→ **Raw data**
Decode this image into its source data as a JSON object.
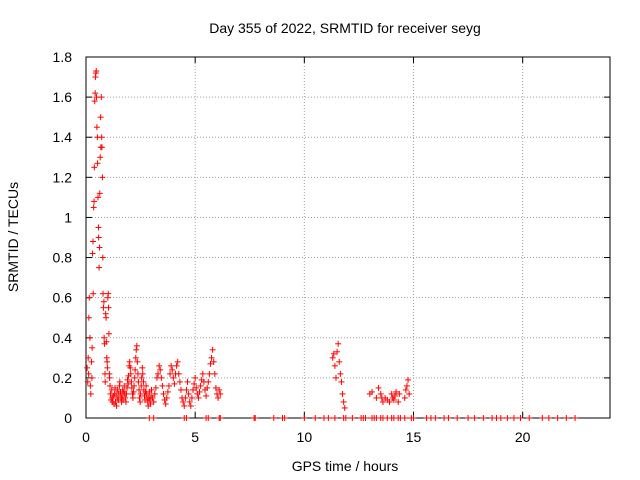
{
  "chart_data": {
    "type": "scatter",
    "title": "Day 355 of 2022, SRMTID for receiver seyg",
    "xlabel": "GPS time / hours",
    "ylabel": "SRMTID / TECUs",
    "xlim": [
      0,
      24
    ],
    "ylim": [
      0,
      1.8
    ],
    "x_ticks": [
      0,
      5,
      10,
      15,
      20
    ],
    "x_tick_labels": [
      "0",
      "5",
      "10",
      "15",
      "20"
    ],
    "y_ticks": [
      0,
      0.2,
      0.4,
      0.6,
      0.8,
      1.0,
      1.2,
      1.4,
      1.6,
      1.8
    ],
    "y_tick_labels": [
      "0",
      "0.2",
      "0.4",
      "0.6",
      "0.8",
      "1",
      "1.2",
      "1.4",
      "1.6",
      "1.8"
    ],
    "grid": true,
    "marker": "plus",
    "color": "#ff0000",
    "series": [
      {
        "name": "SRMTID",
        "points": [
          [
            0.05,
            0.25
          ],
          [
            0.08,
            0.18
          ],
          [
            0.1,
            0.3
          ],
          [
            0.12,
            0.22
          ],
          [
            0.13,
            0.5
          ],
          [
            0.15,
            0.6
          ],
          [
            0.18,
            0.4
          ],
          [
            0.2,
            0.16
          ],
          [
            0.22,
            0.12
          ],
          [
            0.25,
            0.28
          ],
          [
            0.27,
            0.2
          ],
          [
            0.28,
            0.35
          ],
          [
            0.3,
            0.82
          ],
          [
            0.32,
            0.88
          ],
          [
            0.33,
            0.62
          ],
          [
            0.35,
            1.05
          ],
          [
            0.37,
            1.08
          ],
          [
            0.38,
            1.25
          ],
          [
            0.4,
            1.58
          ],
          [
            0.42,
            1.62
          ],
          [
            0.43,
            1.7
          ],
          [
            0.45,
            1.72
          ],
          [
            0.47,
            1.73
          ],
          [
            0.48,
            1.6
          ],
          [
            0.5,
            1.45
          ],
          [
            0.52,
            1.4
          ],
          [
            0.53,
            1.27
          ],
          [
            0.55,
            1.1
          ],
          [
            0.57,
            0.95
          ],
          [
            0.58,
            0.9
          ],
          [
            0.6,
            0.75
          ],
          [
            0.62,
            0.85
          ],
          [
            0.63,
            1.12
          ],
          [
            0.65,
            1.3
          ],
          [
            0.67,
            1.5
          ],
          [
            0.68,
            1.35
          ],
          [
            0.7,
            1.6
          ],
          [
            0.72,
            1.4
          ],
          [
            0.73,
            1.35
          ],
          [
            0.75,
            1.2
          ],
          [
            0.77,
            0.8
          ],
          [
            0.78,
            0.62
          ],
          [
            0.8,
            0.55
          ],
          [
            0.82,
            0.58
          ],
          [
            0.83,
            0.4
          ],
          [
            0.85,
            0.37
          ],
          [
            0.87,
            0.22
          ],
          [
            0.88,
            0.18
          ],
          [
            0.9,
            0.52
          ],
          [
            0.92,
            0.5
          ],
          [
            0.93,
            0.38
          ],
          [
            0.95,
            0.3
          ],
          [
            0.97,
            0.28
          ],
          [
            0.98,
            0.25
          ],
          [
            1.0,
            0.6
          ],
          [
            1.02,
            0.62
          ],
          [
            1.03,
            0.55
          ],
          [
            1.05,
            0.42
          ],
          [
            1.07,
            0.22
          ],
          [
            1.08,
            0.2
          ],
          [
            1.1,
            0.16
          ],
          [
            1.12,
            0.12
          ],
          [
            1.15,
            0.09
          ],
          [
            1.18,
            0.14
          ],
          [
            1.2,
            0.1
          ],
          [
            1.22,
            0.08
          ],
          [
            1.25,
            0.11
          ],
          [
            1.28,
            0.07
          ],
          [
            1.3,
            0.12
          ],
          [
            1.33,
            0.15
          ],
          [
            1.35,
            0.08
          ],
          [
            1.38,
            0.12
          ],
          [
            1.4,
            0.06
          ],
          [
            1.43,
            0.1
          ],
          [
            1.45,
            0.14
          ],
          [
            1.48,
            0.09
          ],
          [
            1.5,
            0.12
          ],
          [
            1.53,
            0.16
          ],
          [
            1.55,
            0.18
          ],
          [
            1.58,
            0.13
          ],
          [
            1.6,
            0.1
          ],
          [
            1.63,
            0.08
          ],
          [
            1.65,
            0.11
          ],
          [
            1.68,
            0.14
          ],
          [
            1.7,
            0.09
          ],
          [
            1.73,
            0.13
          ],
          [
            1.75,
            0.16
          ],
          [
            1.78,
            0.12
          ],
          [
            1.8,
            0.1
          ],
          [
            1.83,
            0.08
          ],
          [
            1.85,
            0.12
          ],
          [
            1.88,
            0.15
          ],
          [
            1.9,
            0.19
          ],
          [
            1.93,
            0.17
          ],
          [
            1.95,
            0.21
          ],
          [
            1.98,
            0.26
          ],
          [
            2.0,
            0.28
          ],
          [
            2.03,
            0.25
          ],
          [
            2.05,
            0.22
          ],
          [
            2.08,
            0.18
          ],
          [
            2.1,
            0.15
          ],
          [
            2.13,
            0.12
          ],
          [
            2.15,
            0.1
          ],
          [
            2.18,
            0.13
          ],
          [
            2.2,
            0.16
          ],
          [
            2.23,
            0.2
          ],
          [
            2.25,
            0.24
          ],
          [
            2.28,
            0.3
          ],
          [
            2.3,
            0.34
          ],
          [
            2.33,
            0.36
          ],
          [
            2.35,
            0.28
          ],
          [
            2.38,
            0.22
          ],
          [
            2.4,
            0.18
          ],
          [
            2.43,
            0.14
          ],
          [
            2.45,
            0.1
          ],
          [
            2.48,
            0.08
          ],
          [
            2.5,
            0.12
          ],
          [
            2.53,
            0.16
          ],
          [
            2.55,
            0.2
          ],
          [
            2.58,
            0.25
          ],
          [
            2.6,
            0.22
          ],
          [
            2.63,
            0.18
          ],
          [
            2.65,
            0.14
          ],
          [
            2.68,
            0.11
          ],
          [
            2.7,
            0.09
          ],
          [
            2.73,
            0.13
          ],
          [
            2.75,
            0.16
          ],
          [
            2.78,
            0.12
          ],
          [
            2.8,
            0.1
          ],
          [
            2.83,
            0.08
          ],
          [
            2.85,
            0.06
          ],
          [
            2.88,
            0.1
          ],
          [
            2.9,
            0.13
          ],
          [
            2.93,
            0.09
          ],
          [
            2.95,
            0.07
          ],
          [
            2.98,
            0.11
          ],
          [
            3.0,
            0.14
          ],
          [
            3.05,
            0.1
          ],
          [
            3.1,
            0.08
          ],
          [
            3.15,
            0.12
          ],
          [
            3.2,
            0.15
          ],
          [
            3.25,
            0.2
          ],
          [
            3.3,
            0.22
          ],
          [
            3.35,
            0.26
          ],
          [
            3.4,
            0.24
          ],
          [
            3.45,
            0.2
          ],
          [
            3.5,
            0.16
          ],
          [
            3.55,
            0.12
          ],
          [
            3.6,
            0.09
          ],
          [
            3.65,
            0.07
          ],
          [
            3.7,
            0.1
          ],
          [
            3.75,
            0.13
          ],
          [
            3.8,
            0.16
          ],
          [
            3.85,
            0.22
          ],
          [
            3.9,
            0.26
          ],
          [
            3.95,
            0.24
          ],
          [
            4.0,
            0.2
          ],
          [
            4.05,
            0.17
          ],
          [
            4.1,
            0.22
          ],
          [
            4.15,
            0.26
          ],
          [
            4.2,
            0.28
          ],
          [
            4.25,
            0.22
          ],
          [
            4.3,
            0.18
          ],
          [
            4.35,
            0.14
          ],
          [
            4.4,
            0.1
          ],
          [
            4.45,
            0.08
          ],
          [
            4.5,
            0.06
          ],
          [
            4.55,
            0.1
          ],
          [
            4.6,
            0.14
          ],
          [
            4.65,
            0.18
          ],
          [
            4.7,
            0.12
          ],
          [
            4.75,
            0.08
          ],
          [
            4.8,
            0.06
          ],
          [
            4.85,
            0.1
          ],
          [
            4.9,
            0.14
          ],
          [
            4.95,
            0.17
          ],
          [
            5.0,
            0.2
          ],
          [
            5.05,
            0.15
          ],
          [
            5.1,
            0.12
          ],
          [
            5.15,
            0.1
          ],
          [
            5.2,
            0.13
          ],
          [
            5.25,
            0.16
          ],
          [
            5.3,
            0.19
          ],
          [
            5.35,
            0.22
          ],
          [
            5.4,
            0.18
          ],
          [
            5.45,
            0.14
          ],
          [
            5.5,
            0.11
          ],
          [
            5.55,
            0.15
          ],
          [
            5.6,
            0.18
          ],
          [
            5.65,
            0.22
          ],
          [
            5.7,
            0.27
          ],
          [
            5.75,
            0.3
          ],
          [
            5.8,
            0.34
          ],
          [
            5.85,
            0.28
          ],
          [
            5.9,
            0.22
          ],
          [
            5.95,
            0.15
          ],
          [
            6.0,
            0.12
          ],
          [
            6.05,
            0.1
          ],
          [
            6.1,
            0.14
          ],
          [
            6.15,
            0.12
          ],
          [
            11.3,
            0.3
          ],
          [
            11.35,
            0.32
          ],
          [
            11.4,
            0.26
          ],
          [
            11.45,
            0.2
          ],
          [
            11.5,
            0.33
          ],
          [
            11.55,
            0.37
          ],
          [
            11.6,
            0.28
          ],
          [
            11.65,
            0.22
          ],
          [
            11.7,
            0.18
          ],
          [
            11.75,
            0.12
          ],
          [
            11.8,
            0.08
          ],
          [
            11.85,
            0.05
          ],
          [
            13.0,
            0.12
          ],
          [
            13.1,
            0.13
          ],
          [
            13.3,
            0.1
          ],
          [
            13.4,
            0.15
          ],
          [
            13.5,
            0.12
          ],
          [
            13.55,
            0.1
          ],
          [
            13.6,
            0.08
          ],
          [
            13.7,
            0.1
          ],
          [
            13.8,
            0.09
          ],
          [
            13.9,
            0.08
          ],
          [
            14.0,
            0.12
          ],
          [
            14.05,
            0.1
          ],
          [
            14.1,
            0.09
          ],
          [
            14.15,
            0.11
          ],
          [
            14.2,
            0.13
          ],
          [
            14.3,
            0.08
          ],
          [
            14.35,
            0.12
          ],
          [
            14.6,
            0.1
          ],
          [
            14.65,
            0.14
          ],
          [
            14.7,
            0.16
          ],
          [
            14.75,
            0.19
          ],
          [
            14.8,
            0.12
          ],
          [
            2.9,
            0.0
          ],
          [
            3.1,
            0.0
          ],
          [
            4.5,
            0.0
          ],
          [
            4.6,
            0.0
          ],
          [
            5.5,
            0.0
          ],
          [
            5.6,
            0.0
          ],
          [
            6.1,
            0.0
          ],
          [
            6.15,
            0.0
          ],
          [
            7.7,
            0.0
          ],
          [
            7.75,
            0.0
          ],
          [
            8.6,
            0.0
          ],
          [
            9.0,
            0.0
          ],
          [
            9.1,
            0.0
          ],
          [
            10.0,
            0.0
          ],
          [
            10.5,
            0.0
          ],
          [
            10.9,
            0.0
          ],
          [
            11.1,
            0.0
          ],
          [
            11.4,
            0.0
          ],
          [
            11.8,
            0.0
          ],
          [
            11.9,
            0.0
          ],
          [
            12.2,
            0.0
          ],
          [
            12.6,
            0.0
          ],
          [
            12.7,
            0.0
          ],
          [
            12.8,
            0.0
          ],
          [
            13.1,
            0.0
          ],
          [
            13.2,
            0.0
          ],
          [
            13.3,
            0.0
          ],
          [
            13.5,
            0.0
          ],
          [
            13.6,
            0.0
          ],
          [
            13.8,
            0.0
          ],
          [
            14.0,
            0.0
          ],
          [
            14.1,
            0.0
          ],
          [
            14.3,
            0.0
          ],
          [
            14.4,
            0.0
          ],
          [
            14.6,
            0.0
          ],
          [
            14.9,
            0.0
          ],
          [
            15.0,
            0.0
          ],
          [
            15.6,
            0.0
          ],
          [
            15.8,
            0.0
          ],
          [
            16.0,
            0.0
          ],
          [
            16.4,
            0.0
          ],
          [
            16.6,
            0.0
          ],
          [
            17.0,
            0.0
          ],
          [
            17.5,
            0.0
          ],
          [
            17.8,
            0.0
          ],
          [
            18.2,
            0.0
          ],
          [
            18.6,
            0.0
          ],
          [
            18.8,
            0.0
          ],
          [
            19.0,
            0.0
          ],
          [
            19.3,
            0.0
          ],
          [
            19.6,
            0.0
          ],
          [
            19.9,
            0.0
          ],
          [
            20.3,
            0.0
          ],
          [
            20.9,
            0.0
          ],
          [
            21.2,
            0.0
          ],
          [
            21.6,
            0.0
          ],
          [
            22.0,
            0.0
          ],
          [
            22.4,
            0.0
          ]
        ]
      }
    ]
  }
}
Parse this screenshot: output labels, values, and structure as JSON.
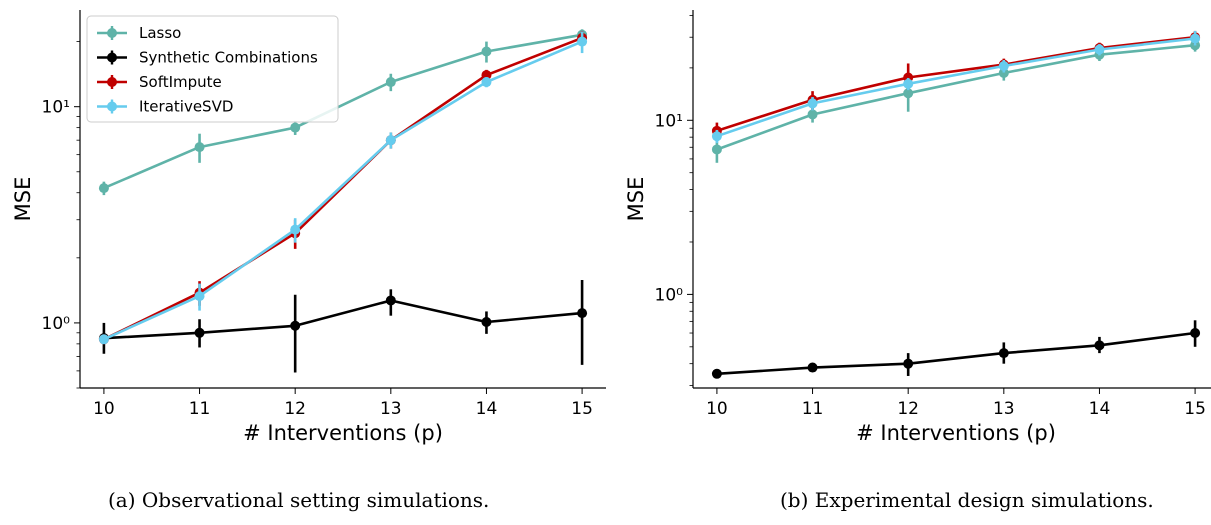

→ **Objective**
List all lines above in which the string "this" appears.

→ **Exercise answer**
Decode this image into its source data as a JSON object.
Parse this screenshot: output labels, values, and structure as JSON.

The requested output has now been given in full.